__To do__.
Repeat the material below exactly, with no pictures.

────────

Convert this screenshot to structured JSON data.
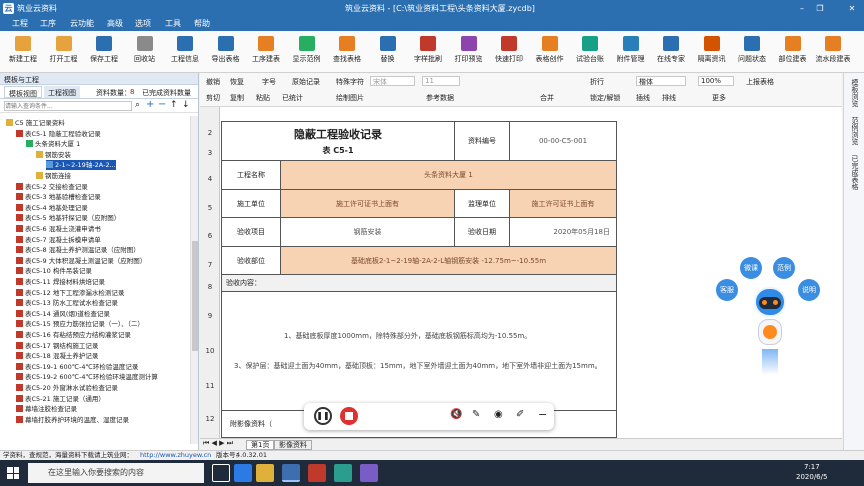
{
  "titlebar": {
    "app": "筑业云资料",
    "doc": "筑业云资料 - [C:\\筑业资料工程\\头条资料大厦.zycdb]",
    "min": "–",
    "max": "□",
    "close": "✕",
    "restore": "❐"
  },
  "menu": [
    "工程",
    "工序",
    "云功能",
    "高级",
    "选项",
    "工具",
    "帮助"
  ],
  "toolbar": [
    "新建工程",
    "打开工程",
    "保存工程",
    "回收站",
    "工程信息",
    "导出表格",
    "工序建表",
    "显示范例",
    "查找表格",
    "替换",
    "字样批刷",
    "打印预览",
    "快速打印",
    "表格创作",
    "试验台账",
    "附件管理",
    "在线专家",
    "隔离资讯",
    "问题状态",
    "部位建表",
    "流水段建表"
  ],
  "sidebar": {
    "title": "模板与工程",
    "tabs": [
      "模板视图",
      "工程视图"
    ],
    "count_label": "资料数量：",
    "count": "8",
    "filter": "已完成资料数量",
    "search_placeholder": "请输入查询条件...",
    "tree": [
      {
        "t": "C5 施工记录资料",
        "lvl": 0
      },
      {
        "t": "表C5-1 隐蔽工程验收记录",
        "lvl": 1
      },
      {
        "t": "头条资料大厦 1",
        "lvl": 2
      },
      {
        "t": "钢筋安装",
        "lvl": 3
      },
      {
        "t": "2-1~2-19轴-2A-2...",
        "lvl": 4
      },
      {
        "t": "钢筋连接",
        "lvl": 3
      },
      {
        "t": "表C5-2 交接检查记录",
        "lvl": 1
      },
      {
        "t": "表C5-3 地基验槽检查记录",
        "lvl": 1
      },
      {
        "t": "表C5-4 地基处理记录",
        "lvl": 1
      },
      {
        "t": "表C5-5 地基钎探记录（应附图）",
        "lvl": 1
      },
      {
        "t": "表C5-6 混凝土浇灌申请书",
        "lvl": 1
      },
      {
        "t": "表C5-7 混凝土拆模申请单",
        "lvl": 1
      },
      {
        "t": "表C5-8 混凝土养护测温记录（应附图）",
        "lvl": 1
      },
      {
        "t": "表C5-9 大体积混凝土测温记录（应附图）",
        "lvl": 1
      },
      {
        "t": "表C5-10 构件吊装记录",
        "lvl": 1
      },
      {
        "t": "表C5-11 焊接材料烘焙记录",
        "lvl": 1
      },
      {
        "t": "表C5-12 地下工程渗漏水检测记录",
        "lvl": 1
      },
      {
        "t": "表C5-13 防水工程试水检查记录",
        "lvl": 1
      },
      {
        "t": "表C5-14 通风(烟)道检查记录",
        "lvl": 1
      },
      {
        "t": "表C5-15 预应力筋张拉记录（一）、（二）",
        "lvl": 1
      },
      {
        "t": "表C5-16 有粘结预应力结构灌浆记录",
        "lvl": 1
      },
      {
        "t": "表C5-17 钢结构施工记录",
        "lvl": 1
      },
      {
        "t": "表C5-18 混凝土养护记录",
        "lvl": 1
      },
      {
        "t": "表C5-19-1 600℃-4℃环检验温度记录",
        "lvl": 1
      },
      {
        "t": "表C5-19-2 600℃-4℃环检验环境温度测计算",
        "lvl": 1
      },
      {
        "t": "表C5-20 外窗淋水试验检查记录",
        "lvl": 1
      },
      {
        "t": "表C5-21 施工记录（通用）",
        "lvl": 1
      },
      {
        "t": "幕墙注胶检查记录",
        "lvl": 1
      },
      {
        "t": "幕墙打胶养护环境的温度、湿度记录",
        "lvl": 1
      }
    ]
  },
  "format": {
    "row1": [
      "撤销",
      "恢复",
      "字号",
      "原始记录",
      "特殊字符",
      "宋体",
      "11",
      "折行",
      "楷体",
      "100%",
      "上报表格"
    ],
    "row2": [
      "剪切",
      "复制",
      "粘贴",
      "已统计",
      "绘制图片",
      "参考数据",
      "合并",
      "锁定/解锁",
      "插线",
      "排线",
      "更多"
    ]
  },
  "rowheaders": [
    "2",
    "3",
    "4",
    "5",
    "6",
    "7",
    "8",
    "9",
    "10",
    "11",
    "12"
  ],
  "form": {
    "title": "隐蔽工程验收记录",
    "subtitle": "表 C5-1",
    "doc_no_label": "资料编号",
    "doc_no": "00-00-C5-001",
    "project_label": "工程名称",
    "project": "头条资料大厦 1",
    "builder_label": "施工单位",
    "builder": "施工许可证书上面有",
    "supervisor_label": "监理单位",
    "supervisor": "施工许可证书上面有",
    "item_label": "验收项目",
    "item": "钢筋安装",
    "date_label": "验收日期",
    "date": "2020年05月18日",
    "part_label": "验收部位",
    "part": "基础底板2-1~2-19轴-2A-2-L轴钢筋安装  -12.75m~-10.55m",
    "content_label": "验收内容：",
    "line1": "1、基础底板厚度1000mm，除特殊部分外，基础底板钢筋标高均为-10.55m。",
    "line2": "3、保护层：基础迎土面为40mm，基础顶板：15mm，地下室外墙迎土面为40mm，地下室外墙非迎土面为15mm。",
    "attach_label": "附影像资料（"
  },
  "rightpanel": [
    "模板浏览",
    "范例浏览",
    "已完成表格"
  ],
  "assistant": [
    "微课",
    "范例",
    "客服",
    "说明"
  ],
  "sheettabs": [
    "第1页",
    "影像资料"
  ],
  "status": {
    "hint": "学资料，查规范，海量资料下载请上筑业网：",
    "url": "http://www.zhuyew.cn",
    "version_label": "版本号：",
    "version": "4.0.32.01"
  },
  "taskbar": {
    "search": "在这里输入你要搜索的内容",
    "time": "7:17",
    "date": "2020/6/5"
  }
}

────────

__Response to the exercise__.
Convert this screenshot to structured JSON data.
{
  "titlebar": {
    "app": "筑业云资料",
    "doc": "筑业云资料 - [C:\\筑业资料工程\\头条资料大厦.zycdb]",
    "min": "–",
    "max": "□",
    "close": "✕",
    "restore": "❐"
  },
  "menu": [
    "工程",
    "工序",
    "云功能",
    "高级",
    "选项",
    "工具",
    "帮助"
  ],
  "toolbar": [
    "新建工程",
    "打开工程",
    "保存工程",
    "回收站",
    "工程信息",
    "导出表格",
    "工序建表",
    "显示范例",
    "查找表格",
    "替换",
    "字样批刷",
    "打印预览",
    "快速打印",
    "表格创作",
    "试验台账",
    "附件管理",
    "在线专家",
    "隔离资讯",
    "问题状态",
    "部位建表",
    "流水段建表"
  ],
  "sidebar": {
    "title": "模板与工程",
    "tabs": [
      "模板视图",
      "工程视图"
    ],
    "count_label": "资料数量：",
    "count": "8",
    "filter": "已完成资料数量",
    "search_placeholder": "请输入查询条件...",
    "tree": [
      {
        "t": "C5 施工记录资料",
        "lvl": 0
      },
      {
        "t": "表C5-1 隐蔽工程验收记录",
        "lvl": 1
      },
      {
        "t": "头条资料大厦 1",
        "lvl": 2
      },
      {
        "t": "钢筋安装",
        "lvl": 3
      },
      {
        "t": "2-1~2-19轴-2A-2...",
        "lvl": 4
      },
      {
        "t": "钢筋连接",
        "lvl": 3
      },
      {
        "t": "表C5-2 交接检查记录",
        "lvl": 1
      },
      {
        "t": "表C5-3 地基验槽检查记录",
        "lvl": 1
      },
      {
        "t": "表C5-4 地基处理记录",
        "lvl": 1
      },
      {
        "t": "表C5-5 地基钎探记录（应附图）",
        "lvl": 1
      },
      {
        "t": "表C5-6 混凝土浇灌申请书",
        "lvl": 1
      },
      {
        "t": "表C5-7 混凝土拆模申请单",
        "lvl": 1
      },
      {
        "t": "表C5-8 混凝土养护测温记录（应附图）",
        "lvl": 1
      },
      {
        "t": "表C5-9 大体积混凝土测温记录（应附图）",
        "lvl": 1
      },
      {
        "t": "表C5-10 构件吊装记录",
        "lvl": 1
      },
      {
        "t": "表C5-11 焊接材料烘焙记录",
        "lvl": 1
      },
      {
        "t": "表C5-12 地下工程渗漏水检测记录",
        "lvl": 1
      },
      {
        "t": "表C5-13 防水工程试水检查记录",
        "lvl": 1
      },
      {
        "t": "表C5-14 通风(烟)道检查记录",
        "lvl": 1
      },
      {
        "t": "表C5-15 预应力筋张拉记录（一）、（二）",
        "lvl": 1
      },
      {
        "t": "表C5-16 有粘结预应力结构灌浆记录",
        "lvl": 1
      },
      {
        "t": "表C5-17 钢结构施工记录",
        "lvl": 1
      },
      {
        "t": "表C5-18 混凝土养护记录",
        "lvl": 1
      },
      {
        "t": "表C5-19-1 600℃-4℃环检验温度记录",
        "lvl": 1
      },
      {
        "t": "表C5-19-2 600℃-4℃环检验环境温度测计算",
        "lvl": 1
      },
      {
        "t": "表C5-20 外窗淋水试验检查记录",
        "lvl": 1
      },
      {
        "t": "表C5-21 施工记录（通用）",
        "lvl": 1
      },
      {
        "t": "幕墙注胶检查记录",
        "lvl": 1
      },
      {
        "t": "幕墙打胶养护环境的温度、湿度记录",
        "lvl": 1
      }
    ]
  },
  "format": {
    "row1": [
      "撤销",
      "恢复",
      "字号",
      "原始记录",
      "特殊字符",
      "宋体",
      "11",
      "折行",
      "楷体",
      "100%",
      "上报表格"
    ],
    "row2": [
      "剪切",
      "复制",
      "粘贴",
      "已统计",
      "绘制图片",
      "参考数据",
      "合并",
      "锁定/解锁",
      "插线",
      "排线",
      "更多"
    ]
  },
  "rowheaders": [
    "2",
    "3",
    "4",
    "5",
    "6",
    "7",
    "8",
    "9",
    "10",
    "11",
    "12"
  ],
  "form": {
    "title": "隐蔽工程验收记录",
    "subtitle": "表 C5-1",
    "doc_no_label": "资料编号",
    "doc_no": "00-00-C5-001",
    "project_label": "工程名称",
    "project": "头条资料大厦 1",
    "builder_label": "施工单位",
    "builder": "施工许可证书上面有",
    "supervisor_label": "监理单位",
    "supervisor": "施工许可证书上面有",
    "item_label": "验收项目",
    "item": "钢筋安装",
    "date_label": "验收日期",
    "date": "2020年05月18日",
    "part_label": "验收部位",
    "part": "基础底板2-1~2-19轴-2A-2-L轴钢筋安装  -12.75m~-10.55m",
    "content_label": "验收内容：",
    "line1": "1、基础底板厚度1000mm，除特殊部分外，基础底板钢筋标高均为-10.55m。",
    "line2": "3、保护层：基础迎土面为40mm，基础顶板：15mm，地下室外墙迎土面为40mm，地下室外墙非迎土面为15mm。",
    "attach_label": "附影像资料（"
  },
  "rightpanel": [
    "模板浏览",
    "范例浏览",
    "已完成表格"
  ],
  "assistant": [
    "微课",
    "范例",
    "客服",
    "说明"
  ],
  "sheettabs": [
    "第1页",
    "影像资料"
  ],
  "status": {
    "hint": "学资料，查规范，海量资料下载请上筑业网：",
    "url": "http://www.zhuyew.cn",
    "version_label": "版本号：",
    "version": "4.0.32.01"
  },
  "taskbar": {
    "search": "在这里输入你要搜索的内容",
    "time": "7:17",
    "date": "2020/6/5"
  }
}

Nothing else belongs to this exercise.